● **WRITTEN REQUEST**:
Write the data out again, character for character, with no images.

╭──

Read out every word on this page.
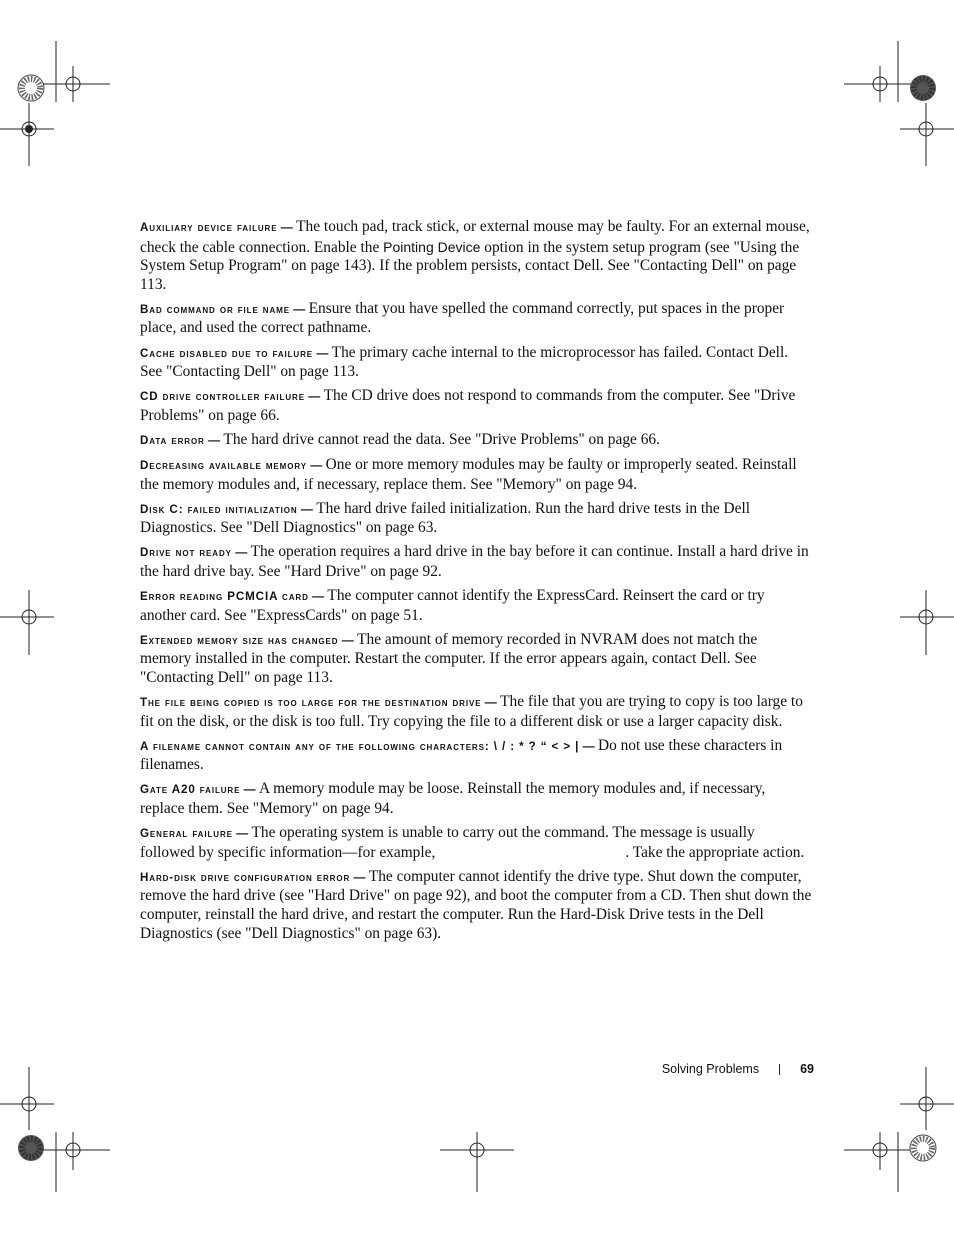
Auxiliary device failure — The touch pad, track stick, or external mouse may be faulty. For an external mouse, check the cable connection. Enable the Pointing Device option in the system setup program (see "Using the System Setup Program" on page 143). If the problem persists, contact Dell. See "Contacting Dell" on page 113.

Bad command or file name — Ensure that you have spelled the command correctly, put spaces in the proper place, and used the correct pathname.

Cache disabled due to failure — The primary cache internal to the microprocessor has failed. Contact Dell. See "Contacting Dell" on page 113.

CD drive controller failure — The CD drive does not respond to commands from the computer. See "Drive Problems" on page 66.

Data error — The hard drive cannot read the data. See "Drive Problems" on page 66.

Decreasing available memory — One or more memory modules may be faulty or improperly seated. Reinstall the memory modules and, if necessary, replace them. See "Memory" on page 94.

Disk C: failed initialization — The hard drive failed initialization. Run the hard drive tests in the Dell Diagnostics. See "Dell Diagnostics" on page 63.

Drive not ready — The operation requires a hard drive in the bay before it can continue. Install a hard drive in the hard drive bay. See "Hard Drive" on page 92.

Error reading PCMCIA card — The computer cannot identify the ExpressCard. Reinsert the card or try another card. See "ExpressCards" on page 51.

Extended memory size has changed — The amount of memory recorded in NVRAM does not match the memory installed in the computer. Restart the computer. If the error appears again, contact Dell. See "Contacting Dell" on page 113.

The file being copied is too large for the destination drive — The file that you are trying to copy is too large to fit on the disk, or the disk is too full. Try copying the file to a different disk or use a larger capacity disk.

A filename cannot contain any of the following characters: \ / : * ? “ < > | — Do not use these characters in filenames.

Gate A20 failure — A memory module may be loose. Reinstall the memory modules and, if necessary, replace them. See "Memory" on page 94.

General failure — The operating system is unable to carry out the command. The message is usually followed by specific information—for example,	. Take the appropriate action.

Hard-disk drive configuration error — The computer cannot identify the drive type. Shut down the computer, remove the hard drive (see "Hard Drive" on page 92), and boot the computer from a CD. Then shut down the computer, reinstall the hard drive, and restart the computer. Run the Hard-Disk Drive tests in the Dell Diagnostics (see "Dell Diagnostics" on page 63).

Solving Problems	69
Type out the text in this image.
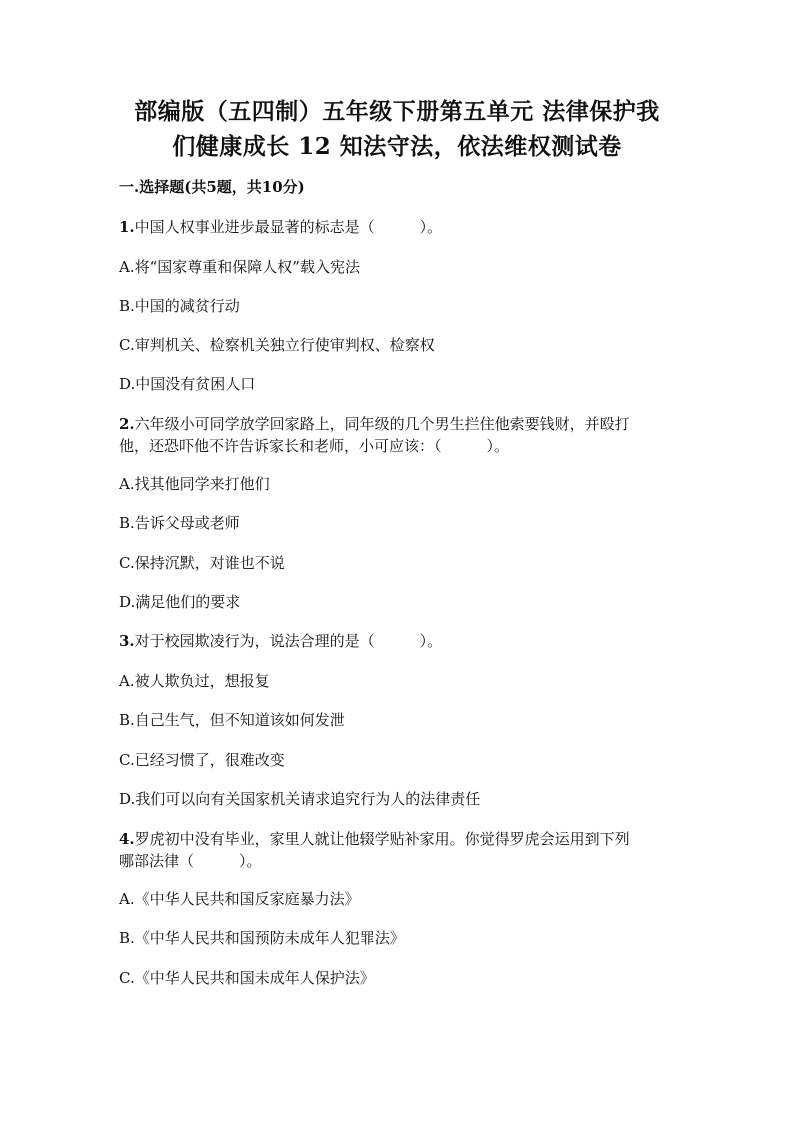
部编版（五四制）五年级下册第五单元 法律保护我
们健康成长 12 知法守法，依法维权测试卷
一.选择题(共5题，共10分)
1.中国人权事业进步最显著的标志是（　　　）。
A.将“国家尊重和保障人权”载入宪法
B.中国的减贫行动
C.审判机关、检察机关独立行使审判权、检察权
D.中国没有贫困人口
2.六年级小可同学放学回家路上，同年级的几个男生拦住他索要钱财，并殴打
他，还恐吓他不许告诉家长和老师，小可应该：（　　　）。
A.找其他同学来打他们
B.告诉父母或老师
C.保持沉默，对谁也不说
D.满足他们的要求
3.对于校园欺凌行为，说法合理的是（　　　）。
A.被人欺负过，想报复
B.自己生气，但不知道该如何发泄
C.已经习惯了，很难改变
D.我们可以向有关国家机关请求追究行为人的法律责任
4.罗虎初中没有毕业，家里人就让他辍学贴补家用。你觉得罗虎会运用到下列
哪部法律（　　　）。
A.《中华人民共和国反家庭暴力法》
B.《中华人民共和国预防未成年人犯罪法》
C.《中华人民共和国未成年人保护法》
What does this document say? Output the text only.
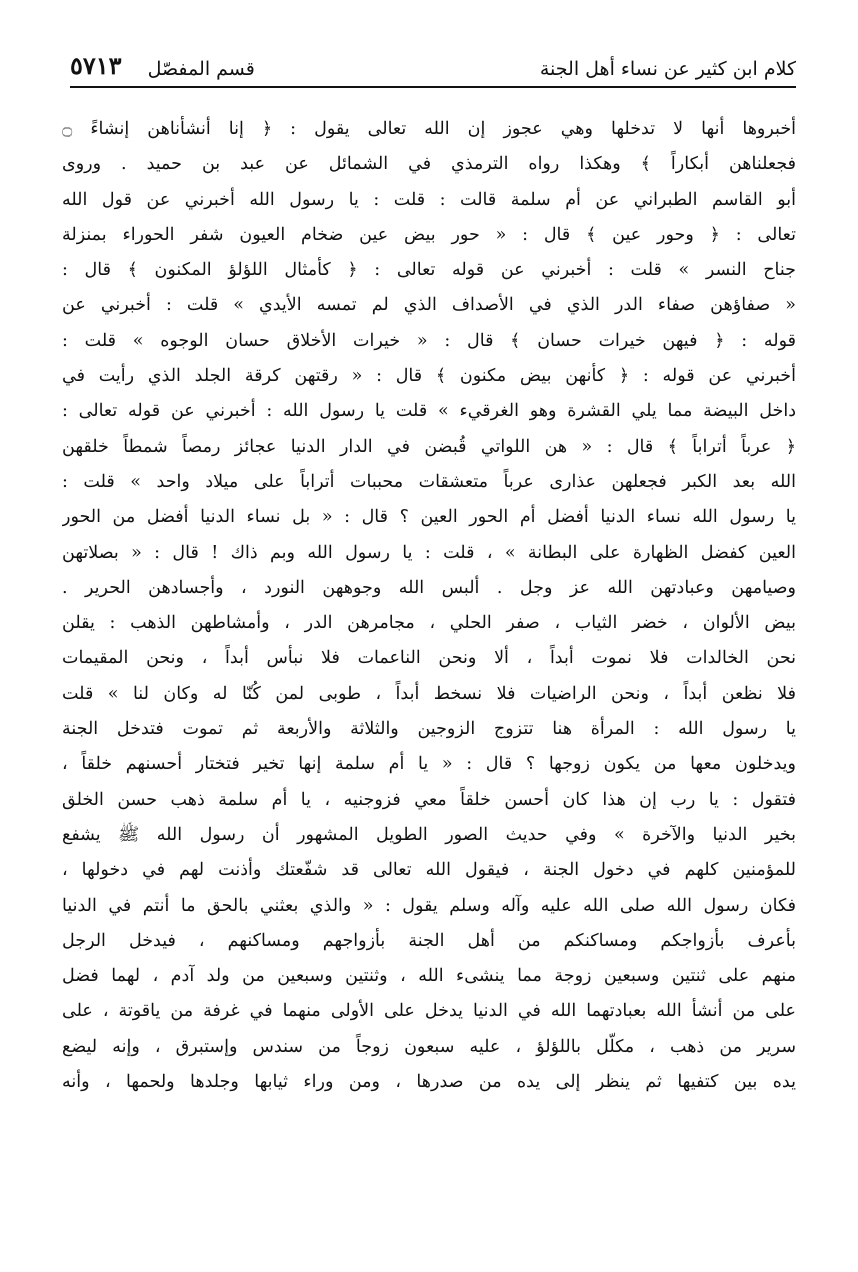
كلام ابن كثير عن نساء أهل الجنة
قسم المفصّل
٥٧١٣
أخبروها أنها لا تدخلها وهي عجوز إن الله تعالى يقول : ﴿ إنا أنشأناهن إنشاءً ۝
فجعلناهن أبكاراً ﴾ وهكذا رواه الترمذي في الشمائل عن عبد بن حميد . وروى
أبو القاسم الطبراني عن أم سلمة قالت : قلت : يا رسول الله أخبرني عن قول الله
تعالى : ﴿ وحور عين ﴾ قال : « حور بيض عين ضخام العيون شفر الحوراء بمنزلة
جناح النسر » قلت : أخبرني عن قوله تعالى : ﴿ كأمثال اللؤلؤ المكنون ﴾ قال :
« صفاؤهن صفاء الدر الذي في الأصداف الذي لم تمسه الأيدي » قلت : أخبرني عن
قوله : ﴿ فيهن خيرات حسان ﴾ قال : « خيرات الأخلاق حسان الوجوه » قلت :
أخبرني عن قوله : ﴿ كأنهن بيض مكنون ﴾ قال : « رقتهن كرقة الجلد الذي رأيت في
داخل البيضة مما يلي القشرة وهو الغرقيء » قلت يا رسول الله : أخبرني عن قوله تعالى :
﴿ عرباً أتراباً ﴾ قال : « هن اللواتي قُبضن في الدار الدنيا عجائز رمصاً شمطاً خلقهن
الله بعد الكبر فجعلهن عذارى عرباً متعشقات محببات أتراباً على ميلاد واحد » قلت :
يا رسول الله نساء الدنيا أفضل أم الحور العين ؟ قال : « بل نساء الدنيا أفضل من الحور
العين كفضل الظهارة على البطانة » ، قلت : يا رسول الله وبم ذاك ! قال : « بصلاتهن
وصيامهن وعبادتهن الله عز وجل . ألبس الله وجوههن النورد ، وأجسادهن الحرير .
بيض الألوان ، خضر الثياب ، صفر الحلي ، مجامرهن الدر ، وأمشاطهن الذهب : يقلن
نحن الخالدات فلا نموت أبداً ، ألا ونحن الناعمات فلا نبأس أبداً ، ونحن المقيمات
فلا نظعن أبداً ، ونحن الراضيات فلا نسخط أبداً ، طوبى لمن كُنّا له وكان لنا » قلت
يا رسول الله : المرأة هنا تتزوج الزوجين والثلاثة والأربعة ثم تموت فتدخل الجنة
ويدخلون معها من يكون زوجها ؟ قال : « يا أم سلمة إنها تخير فتختار أحسنهم خلقاً ،
فتقول : يا رب إن هذا كان أحسن خلقاً معي فزوجنيه ، يا أم سلمة ذهب حسن الخلق
بخير الدنيا والآخرة » وفي حديث الصور الطويل المشهور أن رسول الله ﷺ يشفع
للمؤمنين كلهم في دخول الجنة ، فيقول الله تعالى قد شفّعتك وأذنت لهم في دخولها ،
فكان رسول الله صلى الله عليه وآله وسلم يقول : « والذي بعثني بالحق ما أنتم في الدنيا
بأعرف بأزواجكم ومساكنكم من أهل الجنة بأزواجهم ومساكنهم ، فيدخل الرجل
منهم على ثنتين وسبعين زوجة مما ينشىء الله ، وثنتين وسبعين من ولد آدم ، لهما فضل
على من أنشأ الله بعبادتهما الله في الدنيا يدخل على الأولى منهما في غرفة من ياقوتة ، على
سرير من ذهب ، مكلّل باللؤلؤ ، عليه سبعون زوجاً من سندس وإستبرق ، وإنه ليضع
يده بين كتفيها ثم ينظر إلى يده من صدرها ، ومن وراء ثيابها وجلدها ولحمها ، وأنه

╰──

● **EXERCISE SOLUTION**:
Read out every word on this page.
Auxiliary device failure — The touch pad, track stick, or external mouse may be faulty. For an external mouse, check the cable connection. Enable the Pointing Device option in the system setup program (see "Using the System Setup Program" on page 143). If the problem persists, contact Dell. See "Contacting Dell" on page 113.

Bad command or file name — Ensure that you have spelled the command correctly, put spaces in the proper place, and used the correct pathname.

Cache disabled due to failure — The primary cache internal to the microprocessor has failed. Contact Dell. See "Contacting Dell" on page 113.

CD drive controller failure — The CD drive does not respond to commands from the computer. See "Drive Problems" on page 66.

Data error — The hard drive cannot read the data. See "Drive Problems" on page 66.

Decreasing available memory — One or more memory modules may be faulty or improperly seated. Reinstall the memory modules and, if necessary, replace them. See "Memory" on page 94.

Disk C: failed initialization — The hard drive failed initialization. Run the hard drive tests in the Dell Diagnostics. See "Dell Diagnostics" on page 63.

Drive not ready — The operation requires a hard drive in the bay before it can continue. Install a hard drive in the hard drive bay. See "Hard Drive" on page 92.

Error reading PCMCIA card — The computer cannot identify the ExpressCard. Reinsert the card or try another card. See "ExpressCards" on page 51.

Extended memory size has changed — The amount of memory recorded in NVRAM does not match the memory installed in the computer. Restart the computer. If the error appears again, contact Dell. See "Contacting Dell" on page 113.

The file being copied is too large for the destination drive — The file that you are trying to copy is too large to fit on the disk, or the disk is too full. Try copying the file to a different disk or use a larger capacity disk.

A filename cannot contain any of the following characters: \ / : * ? “ < > | — Do not use these characters in filenames.

Gate A20 failure — A memory module may be loose. Reinstall the memory modules and, if necessary, replace them. See "Memory" on page 94.

General failure — The operating system is unable to carry out the command. The message is usually followed by specific information—for example,	. Take the appropriate action.

Hard-disk drive configuration error — The computer cannot identify the drive type. Shut down the computer, remove the hard drive (see "Hard Drive" on page 92), and boot the computer from a CD. Then shut down the computer, reinstall the hard drive, and restart the computer. Run the Hard-Disk Drive tests in the Dell Diagnostics (see "Dell Diagnostics" on page 63).

Solving Problems	69
Type out the text in this image.
部编版（五四制）五年级下册第五单元 法律保护我
们健康成长 12 知法守法，依法维权测试卷
一.选择题(共5题，共10分)
1.中国人权事业进步最显著的标志是（　　　）。
A.将“国家尊重和保障人权”载入宪法
B.中国的减贫行动
C.审判机关、检察机关独立行使审判权、检察权
D.中国没有贫困人口
2.六年级小可同学放学回家路上，同年级的几个男生拦住他索要钱财，并殴打
他，还恐吓他不许告诉家长和老师，小可应该：（　　　）。
A.找其他同学来打他们
B.告诉父母或老师
C.保持沉默，对谁也不说
D.满足他们的要求
3.对于校园欺凌行为，说法合理的是（　　　）。
A.被人欺负过，想报复
B.自己生气，但不知道该如何发泄
C.已经习惯了，很难改变
D.我们可以向有关国家机关请求追究行为人的法律责任
4.罗虎初中没有毕业，家里人就让他辍学贴补家用。你觉得罗虎会运用到下列
哪部法律（　　　）。
A.《中华人民共和国反家庭暴力法》
B.《中华人民共和国预防未成年人犯罪法》
C.《中华人民共和国未成年人保护法》
What does this document say? Output the text only.
كلام ابن كثير عن نساء أهل الجنة
قسم المفصّل
٥٧١٣
أخبروها أنها لا تدخلها وهي عجوز إن الله تعالى يقول : ﴿ إنا أنشأناهن إنشاءً ۝
فجعلناهن أبكاراً ﴾ وهكذا رواه الترمذي في الشمائل عن عبد بن حميد . وروى
أبو القاسم الطبراني عن أم سلمة قالت : قلت : يا رسول الله أخبرني عن قول الله
تعالى : ﴿ وحور عين ﴾ قال : « حور بيض عين ضخام العيون شفر الحوراء بمنزلة
جناح النسر » قلت : أخبرني عن قوله تعالى : ﴿ كأمثال اللؤلؤ المكنون ﴾ قال :
« صفاؤهن صفاء الدر الذي في الأصداف الذي لم تمسه الأيدي » قلت : أخبرني عن
قوله : ﴿ فيهن خيرات حسان ﴾ قال : « خيرات الأخلاق حسان الوجوه » قلت :
أخبرني عن قوله : ﴿ كأنهن بيض مكنون ﴾ قال : « رقتهن كرقة الجلد الذي رأيت في
داخل البيضة مما يلي القشرة وهو الغرقيء » قلت يا رسول الله : أخبرني عن قوله تعالى :
﴿ عرباً أتراباً ﴾ قال : « هن اللواتي قُبضن في الدار الدنيا عجائز رمصاً شمطاً خلقهن
الله بعد الكبر فجعلهن عذارى عرباً متعشقات محببات أتراباً على ميلاد واحد » قلت :
يا رسول الله نساء الدنيا أفضل أم الحور العين ؟ قال : « بل نساء الدنيا أفضل من الحور
العين كفضل الظهارة على البطانة » ، قلت : يا رسول الله وبم ذاك ! قال : « بصلاتهن
وصيامهن وعبادتهن الله عز وجل . ألبس الله وجوههن النورد ، وأجسادهن الحرير .
بيض الألوان ، خضر الثياب ، صفر الحلي ، مجامرهن الدر ، وأمشاطهن الذهب : يقلن
نحن الخالدات فلا نموت أبداً ، ألا ونحن الناعمات فلا نبأس أبداً ، ونحن المقيمات
فلا نظعن أبداً ، ونحن الراضيات فلا نسخط أبداً ، طوبى لمن كُنّا له وكان لنا » قلت
يا رسول الله : المرأة هنا تتزوج الزوجين والثلاثة والأربعة ثم تموت فتدخل الجنة
ويدخلون معها من يكون زوجها ؟ قال : « يا أم سلمة إنها تخير فتختار أحسنهم خلقاً ،
فتقول : يا رب إن هذا كان أحسن خلقاً معي فزوجنيه ، يا أم سلمة ذهب حسن الخلق
بخير الدنيا والآخرة » وفي حديث الصور الطويل المشهور أن رسول الله ﷺ يشفع
للمؤمنين كلهم في دخول الجنة ، فيقول الله تعالى قد شفّعتك وأذنت لهم في دخولها ،
فكان رسول الله صلى الله عليه وآله وسلم يقول : « والذي بعثني بالحق ما أنتم في الدنيا
بأعرف بأزواجكم ومساكنكم من أهل الجنة بأزواجهم ومساكنهم ، فيدخل الرجل
منهم على ثنتين وسبعين زوجة مما ينشىء الله ، وثنتين وسبعين من ولد آدم ، لهما فضل
على من أنشأ الله بعبادتهما الله في الدنيا يدخل على الأولى منهما في غرفة من ياقوتة ، على
سرير من ذهب ، مكلّل باللؤلؤ ، عليه سبعون زوجاً من سندس وإستبرق ، وإنه ليضع
يده بين كتفيها ثم ينظر إلى يده من صدرها ، ومن وراء ثيابها وجلدها ولحمها ، وأنه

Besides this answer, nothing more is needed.